EXERCISE TASK =
Express each line of the listing below as a numbered list, skipping blank lines. Leave the pictures out of your answer.

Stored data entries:
□ □ □ □ □ □ □

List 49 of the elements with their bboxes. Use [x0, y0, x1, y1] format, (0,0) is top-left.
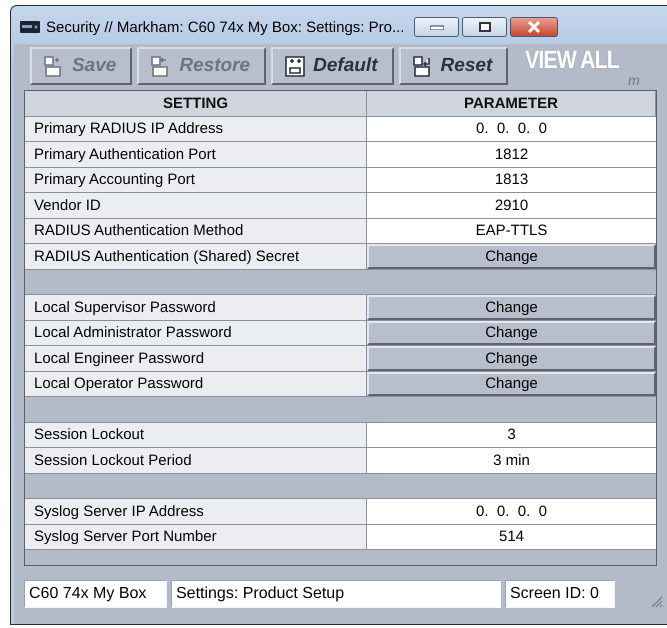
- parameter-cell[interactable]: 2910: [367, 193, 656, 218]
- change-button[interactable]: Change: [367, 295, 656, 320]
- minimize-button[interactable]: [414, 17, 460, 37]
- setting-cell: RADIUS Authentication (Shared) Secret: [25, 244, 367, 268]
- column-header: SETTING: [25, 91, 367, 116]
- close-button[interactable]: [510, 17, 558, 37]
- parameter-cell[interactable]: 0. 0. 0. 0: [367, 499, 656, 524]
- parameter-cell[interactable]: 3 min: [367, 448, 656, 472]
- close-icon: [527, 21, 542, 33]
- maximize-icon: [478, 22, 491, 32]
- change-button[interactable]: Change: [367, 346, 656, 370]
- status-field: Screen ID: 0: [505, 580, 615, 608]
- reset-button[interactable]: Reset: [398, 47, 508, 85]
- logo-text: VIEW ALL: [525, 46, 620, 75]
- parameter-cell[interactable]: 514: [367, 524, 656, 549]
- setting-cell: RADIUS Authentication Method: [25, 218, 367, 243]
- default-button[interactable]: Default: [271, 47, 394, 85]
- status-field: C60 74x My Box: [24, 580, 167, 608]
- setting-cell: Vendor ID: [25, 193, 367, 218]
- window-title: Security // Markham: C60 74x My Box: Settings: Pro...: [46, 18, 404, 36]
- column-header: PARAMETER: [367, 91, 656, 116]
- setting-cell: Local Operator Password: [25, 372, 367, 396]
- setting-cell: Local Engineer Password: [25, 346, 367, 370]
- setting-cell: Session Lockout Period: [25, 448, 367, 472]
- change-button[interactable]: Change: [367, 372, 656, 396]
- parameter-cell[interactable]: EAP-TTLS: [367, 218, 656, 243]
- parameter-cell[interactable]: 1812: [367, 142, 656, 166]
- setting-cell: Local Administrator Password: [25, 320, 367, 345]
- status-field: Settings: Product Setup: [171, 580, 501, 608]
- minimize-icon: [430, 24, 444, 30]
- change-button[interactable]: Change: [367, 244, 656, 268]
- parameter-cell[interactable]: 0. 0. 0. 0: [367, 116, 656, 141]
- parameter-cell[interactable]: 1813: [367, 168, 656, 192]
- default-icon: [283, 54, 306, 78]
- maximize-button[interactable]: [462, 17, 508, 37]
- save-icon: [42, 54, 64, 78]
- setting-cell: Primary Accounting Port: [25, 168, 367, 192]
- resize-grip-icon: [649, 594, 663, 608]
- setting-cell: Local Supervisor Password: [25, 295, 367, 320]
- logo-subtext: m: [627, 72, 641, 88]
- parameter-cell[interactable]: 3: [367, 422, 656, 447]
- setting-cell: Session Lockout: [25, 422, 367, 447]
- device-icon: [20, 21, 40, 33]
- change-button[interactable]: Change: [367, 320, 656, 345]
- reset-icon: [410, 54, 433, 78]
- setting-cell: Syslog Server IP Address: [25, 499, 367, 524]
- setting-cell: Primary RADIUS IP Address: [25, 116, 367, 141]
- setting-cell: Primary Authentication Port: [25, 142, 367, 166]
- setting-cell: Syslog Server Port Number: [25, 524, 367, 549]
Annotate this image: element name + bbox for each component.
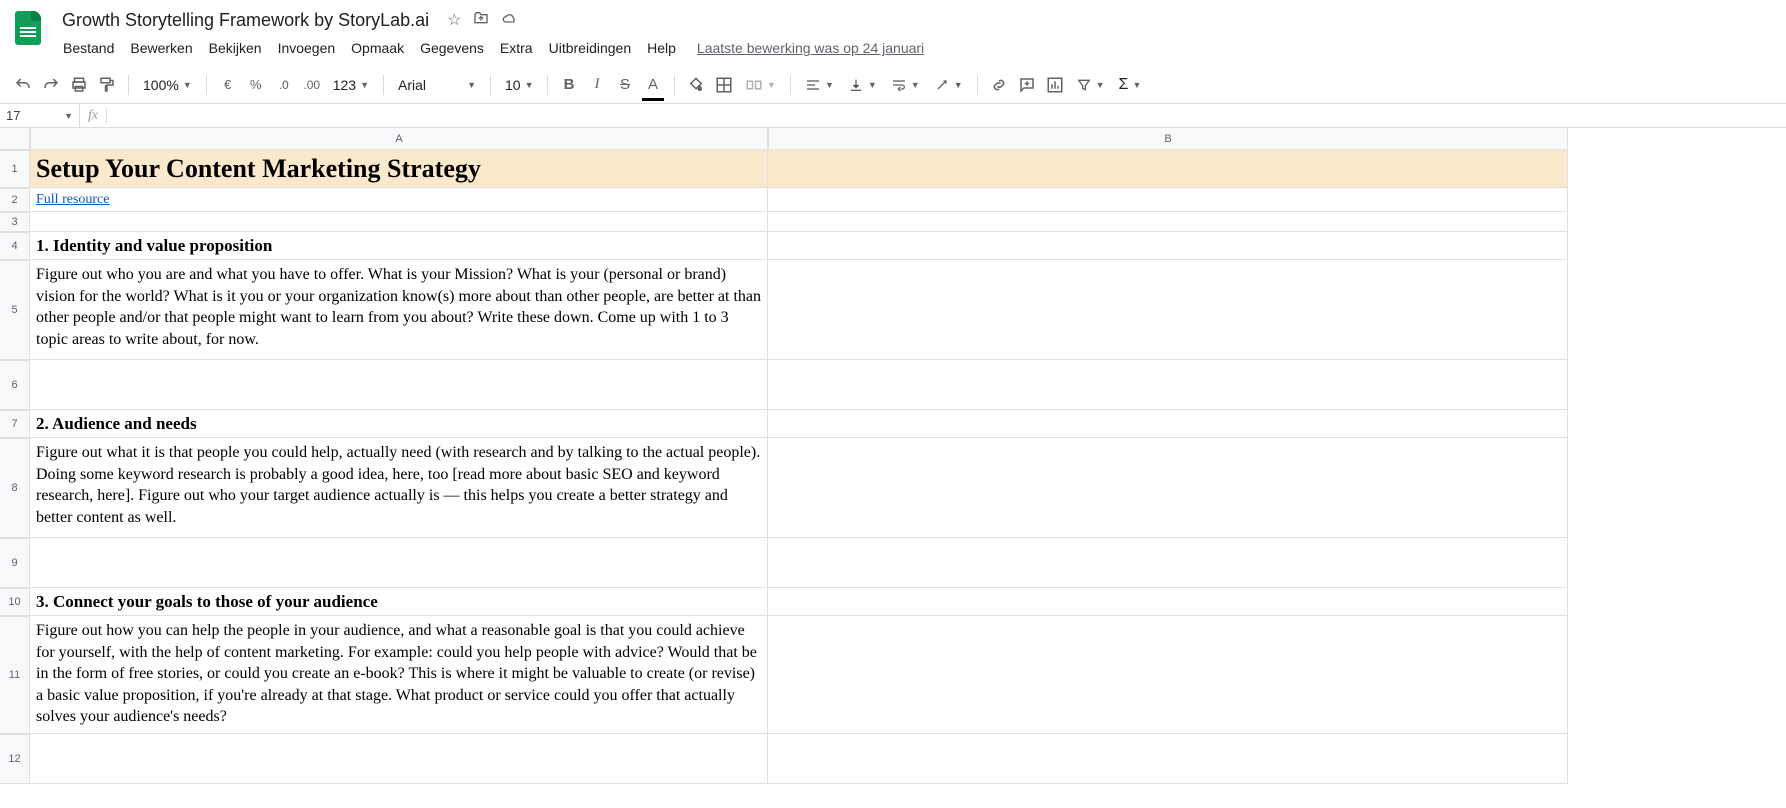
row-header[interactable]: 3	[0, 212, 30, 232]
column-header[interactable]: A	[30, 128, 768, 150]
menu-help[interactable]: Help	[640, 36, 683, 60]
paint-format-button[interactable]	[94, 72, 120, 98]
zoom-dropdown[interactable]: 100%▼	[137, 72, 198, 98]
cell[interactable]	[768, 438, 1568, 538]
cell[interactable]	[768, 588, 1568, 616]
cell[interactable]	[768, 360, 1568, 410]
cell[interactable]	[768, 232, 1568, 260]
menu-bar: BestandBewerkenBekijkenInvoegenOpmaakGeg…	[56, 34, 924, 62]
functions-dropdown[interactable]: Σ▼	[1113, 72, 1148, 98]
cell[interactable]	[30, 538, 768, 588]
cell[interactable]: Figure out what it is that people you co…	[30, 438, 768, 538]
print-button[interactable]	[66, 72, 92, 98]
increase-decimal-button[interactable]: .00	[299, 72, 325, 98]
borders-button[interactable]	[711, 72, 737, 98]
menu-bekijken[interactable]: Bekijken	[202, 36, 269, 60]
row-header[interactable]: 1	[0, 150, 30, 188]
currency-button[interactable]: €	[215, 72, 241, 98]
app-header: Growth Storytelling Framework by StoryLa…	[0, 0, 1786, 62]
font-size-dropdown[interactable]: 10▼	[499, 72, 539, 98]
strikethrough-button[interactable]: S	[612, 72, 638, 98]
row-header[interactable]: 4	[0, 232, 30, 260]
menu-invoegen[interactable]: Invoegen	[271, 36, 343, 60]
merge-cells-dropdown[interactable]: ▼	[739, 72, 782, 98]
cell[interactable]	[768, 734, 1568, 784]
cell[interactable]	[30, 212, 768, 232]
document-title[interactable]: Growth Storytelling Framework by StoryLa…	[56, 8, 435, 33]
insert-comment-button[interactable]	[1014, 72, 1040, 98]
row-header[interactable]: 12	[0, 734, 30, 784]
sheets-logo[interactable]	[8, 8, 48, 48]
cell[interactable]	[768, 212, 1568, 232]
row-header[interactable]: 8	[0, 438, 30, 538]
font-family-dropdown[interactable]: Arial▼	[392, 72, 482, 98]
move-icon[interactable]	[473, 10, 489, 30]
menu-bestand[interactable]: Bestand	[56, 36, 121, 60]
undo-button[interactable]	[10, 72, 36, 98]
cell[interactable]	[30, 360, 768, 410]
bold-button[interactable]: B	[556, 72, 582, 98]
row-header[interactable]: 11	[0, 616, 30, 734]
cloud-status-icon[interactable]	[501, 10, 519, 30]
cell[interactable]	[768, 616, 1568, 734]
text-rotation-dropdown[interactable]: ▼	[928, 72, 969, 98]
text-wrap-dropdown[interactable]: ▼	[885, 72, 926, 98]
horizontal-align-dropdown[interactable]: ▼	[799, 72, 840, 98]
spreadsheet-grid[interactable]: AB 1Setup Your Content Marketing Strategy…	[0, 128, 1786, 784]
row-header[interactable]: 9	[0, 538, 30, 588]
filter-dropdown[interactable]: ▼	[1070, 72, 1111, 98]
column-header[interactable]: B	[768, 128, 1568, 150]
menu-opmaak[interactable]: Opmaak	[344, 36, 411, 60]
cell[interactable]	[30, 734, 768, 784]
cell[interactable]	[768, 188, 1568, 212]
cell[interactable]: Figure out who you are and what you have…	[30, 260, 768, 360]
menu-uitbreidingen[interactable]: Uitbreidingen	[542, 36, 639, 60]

□ □ □ □ □ □ □

PROBLEM SOLUTION =
1. List 49 of the elements with their bboxes. Use [x0, y0, x1, y1] format, (0,0) is top-left.
2. - parameter-cell[interactable]: 2910: [367, 193, 656, 218]
3. - change-button[interactable]: Change: [367, 295, 656, 320]
4. - minimize-button[interactable]: [414, 17, 460, 37]
5. - setting-cell: RADIUS Authentication (Shared) Secret: [25, 244, 367, 268]
6. - column-header: SETTING: [25, 91, 367, 116]
7. - close-button[interactable]: [510, 17, 558, 37]
8. - parameter-cell[interactable]: 0. 0. 0. 0: [367, 499, 656, 524]
9. - parameter-cell[interactable]: 3 min: [367, 448, 656, 472]
10. - close-icon: [527, 21, 542, 33]
11. - maximize-icon: [478, 22, 491, 32]
12. - change-button[interactable]: Change: [367, 346, 656, 370]
13. - status-field: Screen ID: 0: [505, 580, 615, 608]
14. - reset-button[interactable]: Reset: [398, 47, 508, 85]
15. - logo-text: VIEW ALL: [525, 46, 620, 75]
16. - parameter-cell[interactable]: 514: [367, 524, 656, 549]
17. - setting-cell: RADIUS Authentication Method: [25, 218, 367, 243]
18. - default-button[interactable]: Default: [271, 47, 394, 85]
19. - status-field: C60 74x My Box: [24, 580, 167, 608]
20. - setting-cell: Vendor ID: [25, 193, 367, 218]
21. - window-title: Security // Markham: C60 74x My Box: Settings: Pro...: [46, 18, 404, 36]
22. - column-header: PARAMETER: [367, 91, 656, 116]
23. - setting-cell: Local Operator Password: [25, 372, 367, 396]
24. - setting-cell: Local Engineer Password: [25, 346, 367, 370]
25. - setting-cell: Session Lockout Period: [25, 448, 367, 472]
26. - change-button[interactable]: Change: [367, 372, 656, 396]
27. - parameter-cell[interactable]: EAP-TTLS: [367, 218, 656, 243]
28. - parameter-cell[interactable]: 1812: [367, 142, 656, 166]
29. - setting-cell: Local Administrator Password: [25, 320, 367, 345]
30. - status-field: Settings: Product Setup: [171, 580, 501, 608]
31. - minimize-icon: [430, 24, 444, 30]
32. - change-button[interactable]: Change: [367, 244, 656, 268]
33. - parameter-cell[interactable]: 0. 0. 0. 0: [367, 116, 656, 141]
34. - parameter-cell[interactable]: 1813: [367, 168, 656, 192]
35. - default-icon: [283, 54, 306, 78]
36. - maximize-button[interactable]: [462, 17, 508, 37]
37. - save-icon: [42, 54, 64, 78]
38. - setting-cell: Primary Accounting Port: [25, 168, 367, 192]
39. - resize-grip-icon: [649, 594, 663, 608]
40. - setting-cell: Local Supervisor Password: [25, 295, 367, 320]
41. - logo-subtext: m: [627, 72, 641, 88]
42. - parameter-cell[interactable]: 3: [367, 422, 656, 447]
43. - setting-cell: Session Lockout: [25, 422, 367, 447]
44. - device-icon: [20, 21, 40, 33]
45. - change-button[interactable]: Change: [367, 320, 656, 345]
46. - reset-icon: [410, 54, 433, 78]
47. - setting-cell: Syslog Server IP Address: [25, 499, 367, 524]
48. - setting-cell: Primary RADIUS IP Address: [25, 116, 367, 141]
49. - setting-cell: Primary Authentication Port: [25, 142, 367, 166]
50. - setting-cell: Syslog Server Port Number: [25, 524, 367, 549]
51. Annotate this image: element name + bbox for each component.
52. row-header[interactable]: 3	[0, 212, 30, 232]
53. column-header[interactable]: A	[30, 128, 768, 150]
54. menu-help[interactable]: Help	[640, 36, 683, 60]
55. paint-format-button[interactable]	[94, 72, 120, 98]
56. zoom-dropdown[interactable]: 100%▼	[137, 72, 198, 98]
57. cell[interactable]	[768, 438, 1568, 538]
58. cell[interactable]	[768, 588, 1568, 616]
59. cell[interactable]	[768, 360, 1568, 410]
60. cell[interactable]	[768, 232, 1568, 260]
61. menu-bar: BestandBewerkenBekijkenInvoegenOpmaakGeg…	[56, 34, 924, 62]
62. functions-dropdown[interactable]: Σ▼	[1113, 72, 1148, 98]
63. cell[interactable]	[30, 538, 768, 588]
64. cell[interactable]: Figure out what it is that people you co…	[30, 438, 768, 538]
65. print-button[interactable]	[66, 72, 92, 98]
66. increase-decimal-button[interactable]: .00	[299, 72, 325, 98]
67. borders-button[interactable]	[711, 72, 737, 98]
68. menu-bekijken[interactable]: Bekijken	[202, 36, 269, 60]
69. row-header[interactable]: 1	[0, 150, 30, 188]
70. currency-button[interactable]: €	[215, 72, 241, 98]
71. app-header: Growth Storytelling Framework by StoryLa…	[0, 0, 1786, 62]
72. font-size-dropdown[interactable]: 10▼	[499, 72, 539, 98]
73. strikethrough-button[interactable]: S	[612, 72, 638, 98]
74. row-header[interactable]: 4	[0, 232, 30, 260]
75. menu-invoegen[interactable]: Invoegen	[271, 36, 343, 60]
76. merge-cells-dropdown[interactable]: ▼	[739, 72, 782, 98]
77. cell[interactable]	[768, 734, 1568, 784]
78. cell[interactable]	[30, 212, 768, 232]
79. document-title[interactable]: Growth Storytelling Framework by StoryLa…	[56, 8, 435, 33]
80. insert-comment-button[interactable]	[1014, 72, 1040, 98]
81. row-header[interactable]: 12	[0, 734, 30, 784]
82. sheets-logo[interactable]	[8, 8, 48, 48]
83. cell[interactable]	[768, 212, 1568, 232]
84. row-header[interactable]: 8	[0, 438, 30, 538]
85. font-family-dropdown[interactable]: Arial▼	[392, 72, 482, 98]
86. move-icon[interactable]	[473, 10, 489, 30]
87. menu-bestand[interactable]: Bestand	[56, 36, 121, 60]
88. undo-button[interactable]	[10, 72, 36, 98]
89. cell[interactable]	[30, 360, 768, 410]
90. bold-button[interactable]: B	[556, 72, 582, 98]
91. row-header[interactable]: 11	[0, 616, 30, 734]
92. cloud-status-icon[interactable]	[501, 10, 519, 30]
93. cell[interactable]	[768, 616, 1568, 734]
94. text-rotation-dropdown[interactable]: ▼	[928, 72, 969, 98]
95. text-wrap-dropdown[interactable]: ▼	[885, 72, 926, 98]
96. horizontal-align-dropdown[interactable]: ▼	[799, 72, 840, 98]
97. spreadsheet-grid[interactable]: AB 1Setup Your Content Marketing Strategy…	[0, 128, 1786, 784]
98. row-header[interactable]: 9	[0, 538, 30, 588]
99. filter-dropdown[interactable]: ▼	[1070, 72, 1111, 98]
100. column-header[interactable]: B	[768, 128, 1568, 150]
101. menu-opmaak[interactable]: Opmaak	[344, 36, 411, 60]
102. cell[interactable]	[30, 734, 768, 784]
103. cell[interactable]	[768, 188, 1568, 212]
104. cell[interactable]: Figure out who you are and what you have…	[30, 260, 768, 360]
105. menu-uitbreidingen[interactable]: Uitbreidingen	[542, 36, 639, 60]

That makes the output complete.